* Begin PROVIDED DATA *

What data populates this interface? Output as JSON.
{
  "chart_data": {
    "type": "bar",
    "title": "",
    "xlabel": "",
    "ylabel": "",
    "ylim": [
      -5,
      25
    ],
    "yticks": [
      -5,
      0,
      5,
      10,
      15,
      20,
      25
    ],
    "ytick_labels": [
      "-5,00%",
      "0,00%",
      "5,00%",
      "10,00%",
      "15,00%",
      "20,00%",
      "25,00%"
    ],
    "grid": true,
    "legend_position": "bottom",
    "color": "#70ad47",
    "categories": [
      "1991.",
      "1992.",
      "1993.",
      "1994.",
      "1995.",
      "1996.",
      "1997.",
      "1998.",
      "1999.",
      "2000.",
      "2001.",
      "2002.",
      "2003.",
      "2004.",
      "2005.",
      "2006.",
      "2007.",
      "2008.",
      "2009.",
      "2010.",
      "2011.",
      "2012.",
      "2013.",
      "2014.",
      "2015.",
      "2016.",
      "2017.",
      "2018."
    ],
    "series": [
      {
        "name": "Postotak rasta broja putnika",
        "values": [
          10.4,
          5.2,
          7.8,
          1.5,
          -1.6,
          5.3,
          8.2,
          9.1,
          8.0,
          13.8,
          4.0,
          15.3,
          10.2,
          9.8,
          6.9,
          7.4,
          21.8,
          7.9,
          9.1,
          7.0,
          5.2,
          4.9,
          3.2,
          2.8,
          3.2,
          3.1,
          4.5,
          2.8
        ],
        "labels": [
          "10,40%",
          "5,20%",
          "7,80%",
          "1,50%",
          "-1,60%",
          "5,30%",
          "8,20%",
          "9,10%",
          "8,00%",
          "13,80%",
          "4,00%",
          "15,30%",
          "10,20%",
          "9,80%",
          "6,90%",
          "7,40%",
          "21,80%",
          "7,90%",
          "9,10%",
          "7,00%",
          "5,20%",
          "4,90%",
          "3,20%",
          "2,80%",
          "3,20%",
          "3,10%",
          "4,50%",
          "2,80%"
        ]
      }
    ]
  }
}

* End PROVIDED DATA *

**TASK OBJECTIVE:** Please reproduce the entire listing, exactly as shown.

**RIGHT ANSWER:**
What data populates this interface? Output as JSON.
{
  "chart_data": {
    "type": "bar",
    "title": "",
    "xlabel": "",
    "ylabel": "",
    "ylim": [
      -5,
      25
    ],
    "yticks": [
      -5,
      0,
      5,
      10,
      15,
      20,
      25
    ],
    "ytick_labels": [
      "-5,00%",
      "0,00%",
      "5,00%",
      "10,00%",
      "15,00%",
      "20,00%",
      "25,00%"
    ],
    "grid": true,
    "legend_position": "bottom",
    "color": "#70ad47",
    "categories": [
      "1991.",
      "1992.",
      "1993.",
      "1994.",
      "1995.",
      "1996.",
      "1997.",
      "1998.",
      "1999.",
      "2000.",
      "2001.",
      "2002.",
      "2003.",
      "2004.",
      "2005.",
      "2006.",
      "2007.",
      "2008.",
      "2009.",
      "2010.",
      "2011.",
      "2012.",
      "2013.",
      "2014.",
      "2015.",
      "2016.",
      "2017.",
      "2018."
    ],
    "series": [
      {
        "name": "Postotak rasta broja putnika",
        "values": [
          10.4,
          5.2,
          7.8,
          1.5,
          -1.6,
          5.3,
          8.2,
          9.1,
          8.0,
          13.8,
          4.0,
          15.3,
          10.2,
          9.8,
          6.9,
          7.4,
          21.8,
          7.9,
          9.1,
          7.0,
          5.2,
          4.9,
          3.2,
          2.8,
          3.2,
          3.1,
          4.5,
          2.8
        ],
        "labels": [
          "10,40%",
          "5,20%",
          "7,80%",
          "1,50%",
          "-1,60%",
          "5,30%",
          "8,20%",
          "9,10%",
          "8,00%",
          "13,80%",
          "4,00%",
          "15,30%",
          "10,20%",
          "9,80%",
          "6,90%",
          "7,40%",
          "21,80%",
          "7,90%",
          "9,10%",
          "7,00%",
          "5,20%",
          "4,90%",
          "3,20%",
          "2,80%",
          "3,20%",
          "3,10%",
          "4,50%",
          "2,80%"
        ]
      }
    ]
  }
}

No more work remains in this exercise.